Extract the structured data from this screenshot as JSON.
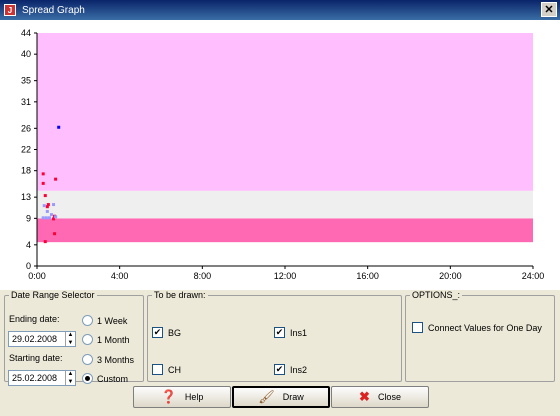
{
  "window": {
    "title": "Spread Graph",
    "app_icon": "java-cup-icon",
    "close_glyph": "✕"
  },
  "chart_data": {
    "type": "scatter",
    "title": "",
    "xlabel": "",
    "ylabel": "",
    "xlim": [
      0,
      24
    ],
    "ylim": [
      0,
      44
    ],
    "x_ticks": [
      "0:00",
      "4:00",
      "8:00",
      "12:00",
      "16:00",
      "20:00",
      "24:00"
    ],
    "y_ticks": [
      0,
      4,
      9,
      13,
      18,
      22,
      26,
      31,
      35,
      40,
      44
    ],
    "grid": false,
    "bands": [
      {
        "from": 0,
        "to": 4,
        "color": "#ffffff"
      },
      {
        "from": 4,
        "to": 4.5,
        "color": "#ffffff"
      },
      {
        "from": 4.5,
        "to": 9,
        "color": "#ff69b4"
      },
      {
        "from": 9,
        "to": 14.2,
        "color": "#efefef"
      },
      {
        "from": 14.2,
        "to": 44,
        "color": "#ffbfff"
      }
    ],
    "series": [
      {
        "color": "#ff0033",
        "points": [
          [
            0.3,
            17.4
          ],
          [
            0.3,
            15.6
          ],
          [
            0.4,
            13.3
          ],
          [
            0.5,
            11.2
          ],
          [
            0.55,
            11.6
          ],
          [
            0.9,
            16.4
          ],
          [
            0.8,
            8.9
          ],
          [
            0.85,
            6.1
          ],
          [
            0.4,
            4.6
          ],
          [
            0.85,
            9.4
          ]
        ]
      },
      {
        "color": "#9999ff",
        "points": [
          [
            0.35,
            11.4
          ],
          [
            0.5,
            10.3
          ],
          [
            0.3,
            9.1
          ],
          [
            0.45,
            9.1
          ],
          [
            0.6,
            9.1
          ],
          [
            0.8,
            11.6
          ],
          [
            0.7,
            9.7
          ],
          [
            0.9,
            9.3
          ]
        ]
      },
      {
        "color": "#0000ff",
        "points": [
          [
            1.05,
            26.2
          ]
        ]
      }
    ]
  },
  "date_range": {
    "legend": "Date Range Selector",
    "ending_label": "Ending date:",
    "ending_value": "29.02.2008",
    "starting_label": "Starting date:",
    "starting_value": "25.02.2008",
    "radios": [
      {
        "label": "1 Week",
        "checked": false
      },
      {
        "label": "1 Month",
        "checked": false
      },
      {
        "label": "3 Months",
        "checked": false
      },
      {
        "label": "Custom",
        "checked": true
      }
    ]
  },
  "to_draw": {
    "legend": "To be drawn:",
    "items": [
      {
        "label": "BG",
        "checked": true
      },
      {
        "label": "Ins1",
        "checked": true
      },
      {
        "label": "CH",
        "checked": false
      },
      {
        "label": "Ins2",
        "checked": true
      }
    ]
  },
  "options": {
    "legend": "OPTIONS_:",
    "connect_label": "Connect Values for One Day",
    "connect_checked": false
  },
  "buttons": {
    "help": "Help",
    "draw": "Draw",
    "close": "Close"
  },
  "icons": {
    "help": "help-icon",
    "draw": "paintbrush-icon",
    "close": "red-x-icon"
  }
}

|---|

* **Task details**
Gather, from the listing above, every line carrying the word "legend".

* **Correct answer**
    "legend": "Date Range Selector",
    "legend": "To be drawn:",
    "legend": "OPTIONS_:",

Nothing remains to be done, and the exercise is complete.